Task brief:
Lines containing the word "ylabel" need to be counted. Please reply with how many there are, and nothing else.

(Records from a collection of figures)

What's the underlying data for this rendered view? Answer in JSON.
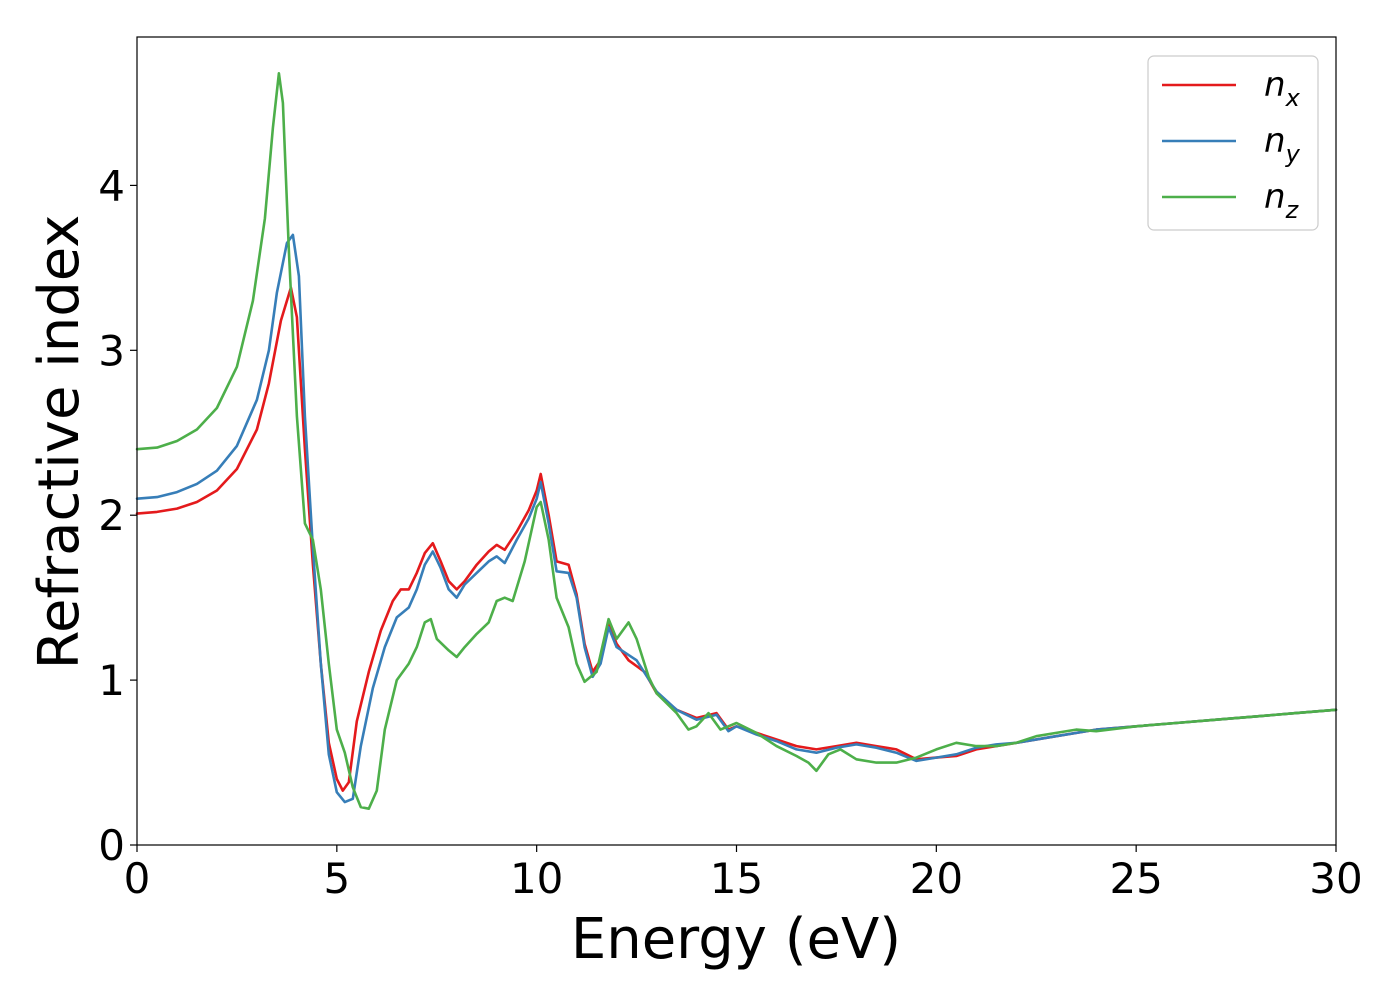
{
  "chart_data": {
    "type": "line",
    "title": "",
    "xlabel": "Energy (eV)",
    "ylabel": "Refractive index",
    "xlim": [
      0,
      30
    ],
    "ylim": [
      0,
      4.9
    ],
    "xticks": [
      "0",
      "5",
      "10",
      "15",
      "20",
      "25",
      "30"
    ],
    "yticks": [
      "0",
      "1",
      "2",
      "3",
      "4"
    ],
    "grid": false,
    "legend_position": "top-right",
    "series": [
      {
        "name": "n_x",
        "legend_base": "n",
        "legend_sub": "x",
        "color": "#e41a1c",
        "points": [
          [
            0,
            2.01
          ],
          [
            0.5,
            2.02
          ],
          [
            1,
            2.04
          ],
          [
            1.5,
            2.08
          ],
          [
            2,
            2.15
          ],
          [
            2.5,
            2.28
          ],
          [
            3,
            2.52
          ],
          [
            3.3,
            2.8
          ],
          [
            3.6,
            3.18
          ],
          [
            3.85,
            3.38
          ],
          [
            4.0,
            3.2
          ],
          [
            4.2,
            2.4
          ],
          [
            4.4,
            1.7
          ],
          [
            4.6,
            1.1
          ],
          [
            4.8,
            0.62
          ],
          [
            5.0,
            0.4
          ],
          [
            5.15,
            0.33
          ],
          [
            5.3,
            0.38
          ],
          [
            5.5,
            0.75
          ],
          [
            5.8,
            1.05
          ],
          [
            6.1,
            1.3
          ],
          [
            6.4,
            1.48
          ],
          [
            6.6,
            1.55
          ],
          [
            6.8,
            1.55
          ],
          [
            7.0,
            1.65
          ],
          [
            7.2,
            1.77
          ],
          [
            7.4,
            1.83
          ],
          [
            7.6,
            1.72
          ],
          [
            7.8,
            1.6
          ],
          [
            8.0,
            1.55
          ],
          [
            8.2,
            1.6
          ],
          [
            8.5,
            1.7
          ],
          [
            8.8,
            1.78
          ],
          [
            9.0,
            1.82
          ],
          [
            9.2,
            1.79
          ],
          [
            9.5,
            1.9
          ],
          [
            9.8,
            2.03
          ],
          [
            10.0,
            2.15
          ],
          [
            10.1,
            2.25
          ],
          [
            10.3,
            2.0
          ],
          [
            10.5,
            1.72
          ],
          [
            10.8,
            1.7
          ],
          [
            11.0,
            1.52
          ],
          [
            11.2,
            1.22
          ],
          [
            11.4,
            1.05
          ],
          [
            11.6,
            1.12
          ],
          [
            11.8,
            1.35
          ],
          [
            12.0,
            1.22
          ],
          [
            12.3,
            1.12
          ],
          [
            12.7,
            1.05
          ],
          [
            13.0,
            0.92
          ],
          [
            13.5,
            0.82
          ],
          [
            14.0,
            0.77
          ],
          [
            14.5,
            0.8
          ],
          [
            14.8,
            0.7
          ],
          [
            15.0,
            0.72
          ],
          [
            15.5,
            0.68
          ],
          [
            16.0,
            0.64
          ],
          [
            16.5,
            0.6
          ],
          [
            17.0,
            0.58
          ],
          [
            17.5,
            0.6
          ],
          [
            18.0,
            0.62
          ],
          [
            18.5,
            0.6
          ],
          [
            19.0,
            0.58
          ],
          [
            19.5,
            0.52
          ],
          [
            20.0,
            0.53
          ],
          [
            20.5,
            0.54
          ],
          [
            21.0,
            0.58
          ],
          [
            21.5,
            0.6
          ],
          [
            22.0,
            0.62
          ],
          [
            23.0,
            0.66
          ],
          [
            24.0,
            0.7
          ],
          [
            25.0,
            0.72
          ],
          [
            26.0,
            0.74
          ],
          [
            27.0,
            0.76
          ],
          [
            28.0,
            0.78
          ],
          [
            29.0,
            0.8
          ],
          [
            30.0,
            0.82
          ]
        ]
      },
      {
        "name": "n_y",
        "legend_base": "n",
        "legend_sub": "y",
        "color": "#377eb8",
        "points": [
          [
            0,
            2.1
          ],
          [
            0.5,
            2.11
          ],
          [
            1,
            2.14
          ],
          [
            1.5,
            2.19
          ],
          [
            2,
            2.27
          ],
          [
            2.5,
            2.42
          ],
          [
            3,
            2.7
          ],
          [
            3.3,
            3.0
          ],
          [
            3.5,
            3.35
          ],
          [
            3.75,
            3.65
          ],
          [
            3.9,
            3.7
          ],
          [
            4.05,
            3.45
          ],
          [
            4.2,
            2.6
          ],
          [
            4.4,
            1.8
          ],
          [
            4.6,
            1.1
          ],
          [
            4.8,
            0.55
          ],
          [
            5.0,
            0.32
          ],
          [
            5.2,
            0.26
          ],
          [
            5.4,
            0.28
          ],
          [
            5.6,
            0.6
          ],
          [
            5.9,
            0.95
          ],
          [
            6.2,
            1.2
          ],
          [
            6.5,
            1.38
          ],
          [
            6.8,
            1.44
          ],
          [
            7.0,
            1.55
          ],
          [
            7.2,
            1.7
          ],
          [
            7.4,
            1.78
          ],
          [
            7.6,
            1.68
          ],
          [
            7.8,
            1.55
          ],
          [
            8.0,
            1.5
          ],
          [
            8.2,
            1.58
          ],
          [
            8.5,
            1.65
          ],
          [
            8.8,
            1.72
          ],
          [
            9.0,
            1.75
          ],
          [
            9.2,
            1.71
          ],
          [
            9.5,
            1.85
          ],
          [
            9.8,
            1.98
          ],
          [
            10.0,
            2.1
          ],
          [
            10.1,
            2.2
          ],
          [
            10.3,
            1.95
          ],
          [
            10.5,
            1.66
          ],
          [
            10.8,
            1.65
          ],
          [
            11.0,
            1.5
          ],
          [
            11.2,
            1.2
          ],
          [
            11.4,
            1.02
          ],
          [
            11.6,
            1.1
          ],
          [
            11.8,
            1.32
          ],
          [
            12.0,
            1.2
          ],
          [
            12.5,
            1.12
          ],
          [
            13.0,
            0.93
          ],
          [
            13.5,
            0.82
          ],
          [
            14.0,
            0.76
          ],
          [
            14.5,
            0.79
          ],
          [
            14.8,
            0.69
          ],
          [
            15.0,
            0.72
          ],
          [
            15.5,
            0.67
          ],
          [
            16.0,
            0.63
          ],
          [
            16.5,
            0.58
          ],
          [
            17.0,
            0.56
          ],
          [
            17.5,
            0.59
          ],
          [
            18.0,
            0.61
          ],
          [
            18.5,
            0.59
          ],
          [
            19.0,
            0.56
          ],
          [
            19.5,
            0.51
          ],
          [
            20.0,
            0.53
          ],
          [
            20.5,
            0.55
          ],
          [
            21.0,
            0.59
          ],
          [
            21.5,
            0.61
          ],
          [
            22.0,
            0.62
          ],
          [
            23.0,
            0.66
          ],
          [
            24.0,
            0.7
          ],
          [
            25.0,
            0.72
          ],
          [
            26.0,
            0.74
          ],
          [
            27.0,
            0.76
          ],
          [
            28.0,
            0.78
          ],
          [
            29.0,
            0.8
          ],
          [
            30.0,
            0.82
          ]
        ]
      },
      {
        "name": "n_z",
        "legend_base": "n",
        "legend_sub": "z",
        "color": "#4daf4a",
        "points": [
          [
            0,
            2.4
          ],
          [
            0.5,
            2.41
          ],
          [
            1,
            2.45
          ],
          [
            1.5,
            2.52
          ],
          [
            2,
            2.65
          ],
          [
            2.5,
            2.9
          ],
          [
            2.9,
            3.3
          ],
          [
            3.2,
            3.8
          ],
          [
            3.4,
            4.35
          ],
          [
            3.55,
            4.68
          ],
          [
            3.65,
            4.5
          ],
          [
            3.8,
            3.6
          ],
          [
            4.0,
            2.6
          ],
          [
            4.2,
            1.95
          ],
          [
            4.4,
            1.85
          ],
          [
            4.6,
            1.55
          ],
          [
            4.8,
            1.1
          ],
          [
            5.0,
            0.7
          ],
          [
            5.2,
            0.56
          ],
          [
            5.4,
            0.35
          ],
          [
            5.6,
            0.23
          ],
          [
            5.8,
            0.22
          ],
          [
            6.0,
            0.33
          ],
          [
            6.2,
            0.7
          ],
          [
            6.5,
            1.0
          ],
          [
            6.8,
            1.1
          ],
          [
            7.0,
            1.2
          ],
          [
            7.2,
            1.35
          ],
          [
            7.35,
            1.37
          ],
          [
            7.5,
            1.25
          ],
          [
            7.8,
            1.18
          ],
          [
            8.0,
            1.14
          ],
          [
            8.2,
            1.2
          ],
          [
            8.5,
            1.28
          ],
          [
            8.8,
            1.35
          ],
          [
            9.0,
            1.48
          ],
          [
            9.2,
            1.5
          ],
          [
            9.4,
            1.48
          ],
          [
            9.7,
            1.72
          ],
          [
            10.0,
            2.05
          ],
          [
            10.1,
            2.08
          ],
          [
            10.3,
            1.85
          ],
          [
            10.5,
            1.5
          ],
          [
            10.8,
            1.32
          ],
          [
            11.0,
            1.1
          ],
          [
            11.2,
            0.99
          ],
          [
            11.5,
            1.05
          ],
          [
            11.8,
            1.37
          ],
          [
            12.0,
            1.25
          ],
          [
            12.3,
            1.35
          ],
          [
            12.5,
            1.25
          ],
          [
            12.8,
            1.02
          ],
          [
            13.0,
            0.92
          ],
          [
            13.5,
            0.8
          ],
          [
            13.8,
            0.7
          ],
          [
            14.0,
            0.72
          ],
          [
            14.3,
            0.8
          ],
          [
            14.6,
            0.7
          ],
          [
            15.0,
            0.74
          ],
          [
            15.5,
            0.68
          ],
          [
            16.0,
            0.6
          ],
          [
            16.5,
            0.54
          ],
          [
            16.8,
            0.5
          ],
          [
            17.0,
            0.45
          ],
          [
            17.3,
            0.55
          ],
          [
            17.6,
            0.58
          ],
          [
            18.0,
            0.52
          ],
          [
            18.5,
            0.5
          ],
          [
            19.0,
            0.5
          ],
          [
            19.5,
            0.53
          ],
          [
            20.0,
            0.58
          ],
          [
            20.5,
            0.62
          ],
          [
            21.0,
            0.6
          ],
          [
            21.5,
            0.6
          ],
          [
            22.0,
            0.62
          ],
          [
            22.5,
            0.66
          ],
          [
            23.0,
            0.68
          ],
          [
            23.5,
            0.7
          ],
          [
            24.0,
            0.69
          ],
          [
            25.0,
            0.72
          ],
          [
            26.0,
            0.74
          ],
          [
            27.0,
            0.76
          ],
          [
            28.0,
            0.78
          ],
          [
            29.0,
            0.8
          ],
          [
            30.0,
            0.82
          ]
        ]
      }
    ]
  }
}
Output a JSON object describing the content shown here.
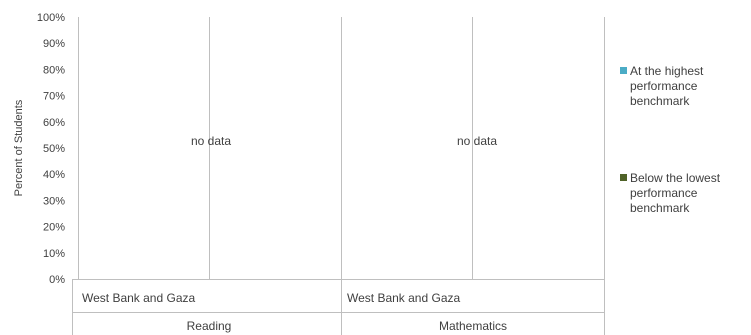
{
  "chart_data": {
    "type": "bar",
    "ylabel": "Percent of Students",
    "ylim": [
      0,
      100
    ],
    "yticks": [
      "0%",
      "10%",
      "20%",
      "30%",
      "40%",
      "50%",
      "60%",
      "70%",
      "80%",
      "90%",
      "100%"
    ],
    "groups": [
      {
        "subject": "Reading",
        "category": "West Bank and Gaza",
        "annotation": "no data"
      },
      {
        "subject": "Mathematics",
        "category": "West Bank and Gaza",
        "annotation": "no data"
      }
    ],
    "series": [
      {
        "name": "At the highest performance benchmark",
        "color": "#4BACC6",
        "values": [
          null,
          null
        ]
      },
      {
        "name": "Below the lowest performance benchmark",
        "color": "#4F6228",
        "values": [
          null,
          null
        ]
      }
    ],
    "grid": false,
    "legend_position": "right"
  }
}
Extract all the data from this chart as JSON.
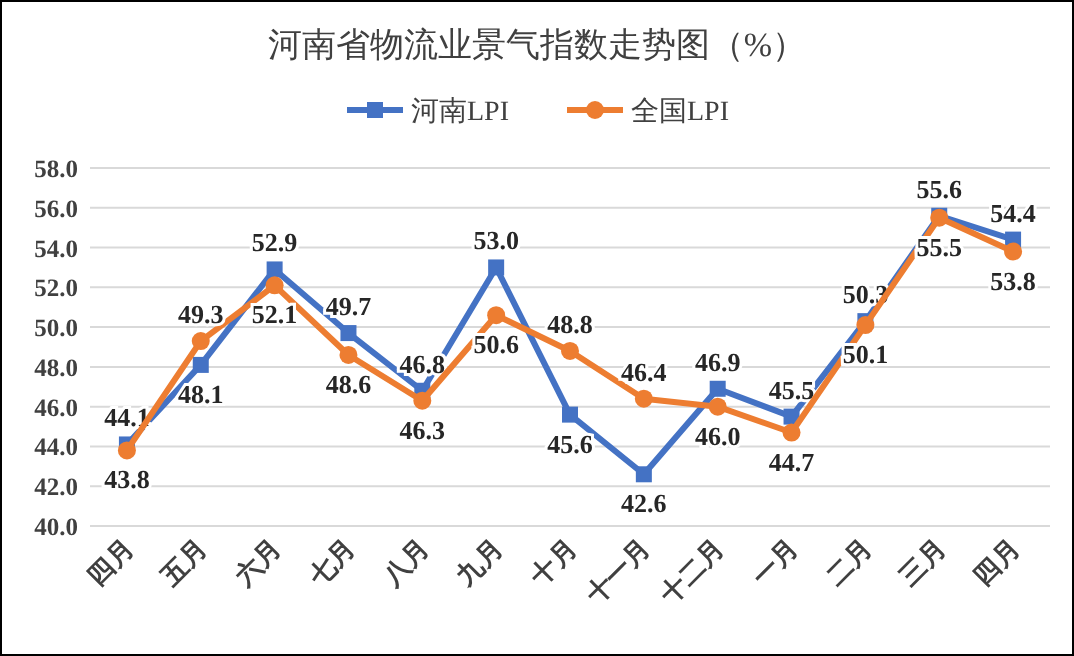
{
  "chart_data": {
    "type": "line",
    "title": "河南省物流业景气指数走势图（%）",
    "categories": [
      "四月",
      "五月",
      "六月",
      "七月",
      "八月",
      "九月",
      "十月",
      "十一月",
      "十二月",
      "一月",
      "二月",
      "三月",
      "四月"
    ],
    "series": [
      {
        "name": "河南LPI",
        "color": "#4472c4",
        "marker": "square",
        "values": [
          44.1,
          48.1,
          52.9,
          49.7,
          46.8,
          53.0,
          45.6,
          42.6,
          46.9,
          45.5,
          50.3,
          55.6,
          54.4
        ],
        "value_labels": [
          "44.1",
          "48.1",
          "52.9",
          "49.7",
          "46.8",
          "53.0",
          "45.6",
          "42.6",
          "46.9",
          "45.5",
          "50.3",
          "55.6",
          "54.4"
        ]
      },
      {
        "name": "全国LPI",
        "color": "#ed7d31",
        "marker": "circle",
        "values": [
          43.8,
          49.3,
          52.1,
          48.6,
          46.3,
          50.6,
          48.8,
          46.4,
          46.0,
          44.7,
          50.1,
          55.5,
          53.8
        ],
        "value_labels": [
          "43.8",
          "49.3",
          "52.1",
          "48.6",
          "46.3",
          "50.6",
          "48.8",
          "46.4",
          "46.0",
          "44.7",
          "50.1",
          "55.5",
          "53.8"
        ]
      }
    ],
    "ylim": [
      40,
      58
    ],
    "yticks": [
      {
        "value": 40,
        "label": "40.0"
      },
      {
        "value": 42,
        "label": "42.0"
      },
      {
        "value": 44,
        "label": "44.0"
      },
      {
        "value": 46,
        "label": "46.0"
      },
      {
        "value": 48,
        "label": "48.0"
      },
      {
        "value": 50,
        "label": "50.0"
      },
      {
        "value": 52,
        "label": "52.0"
      },
      {
        "value": 54,
        "label": "54.0"
      },
      {
        "value": 56,
        "label": "56.0"
      },
      {
        "value": 58,
        "label": "58.0"
      }
    ],
    "grid": "y",
    "legend": "top"
  }
}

Result of this task:
2